What this task involves
Please write out every record exactly, but keep any images out of it.

Data for analysis

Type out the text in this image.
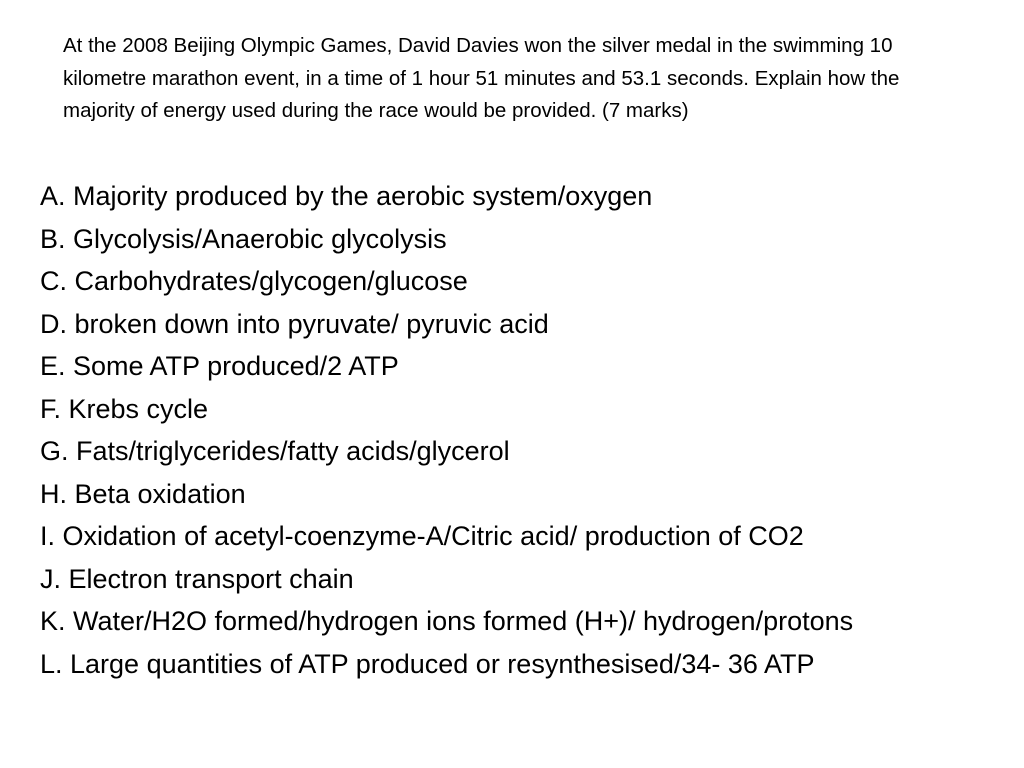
At the 2008 Beijing Olympic Games, David Davies won the silver medal in the swimming 10 kilometre marathon event, in a time of 1 hour 51 minutes and 53.1 seconds. Explain how the majority of energy used during the race would be provided. (7 marks)

A. Majority produced by the aerobic system/oxygen
B. Glycolysis/Anaerobic glycolysis
C. Carbohydrates/glycogen/glucose
D. broken down into pyruvate/ pyruvic acid
E. Some ATP produced/2 ATP
F. Krebs cycle
G. Fats/triglycerides/fatty acids/glycerol
H. Beta oxidation
I. Oxidation of acetyl-coenzyme-A/Citric acid/ production of CO2
J. Electron transport chain
K. Water/H2O formed/hydrogen ions formed (H+)/ hydrogen/protons
L. Large quantities of ATP produced or resynthesised/34- 36 ATP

Written solution
Type out the text in this image.
At the 2008 Beijing Olympic Games, David Davies won the silver medal in the swimming 10 kilometre marathon event, in a time of 1 hour 51 minutes and 53.1 seconds. Explain how the majority of energy used during the race would be provided. (7 marks)

A. Majority produced by the aerobic system/oxygen
B. Glycolysis/Anaerobic glycolysis
C. Carbohydrates/glycogen/glucose
D. broken down into pyruvate/ pyruvic acid
E. Some ATP produced/2 ATP
F. Krebs cycle
G. Fats/triglycerides/fatty acids/glycerol
H. Beta oxidation
I. Oxidation of acetyl-coenzyme-A/Citric acid/ production of CO2
J. Electron transport chain
K. Water/H2O formed/hydrogen ions formed (H+)/ hydrogen/protons
L. Large quantities of ATP produced or resynthesised/34- 36 ATP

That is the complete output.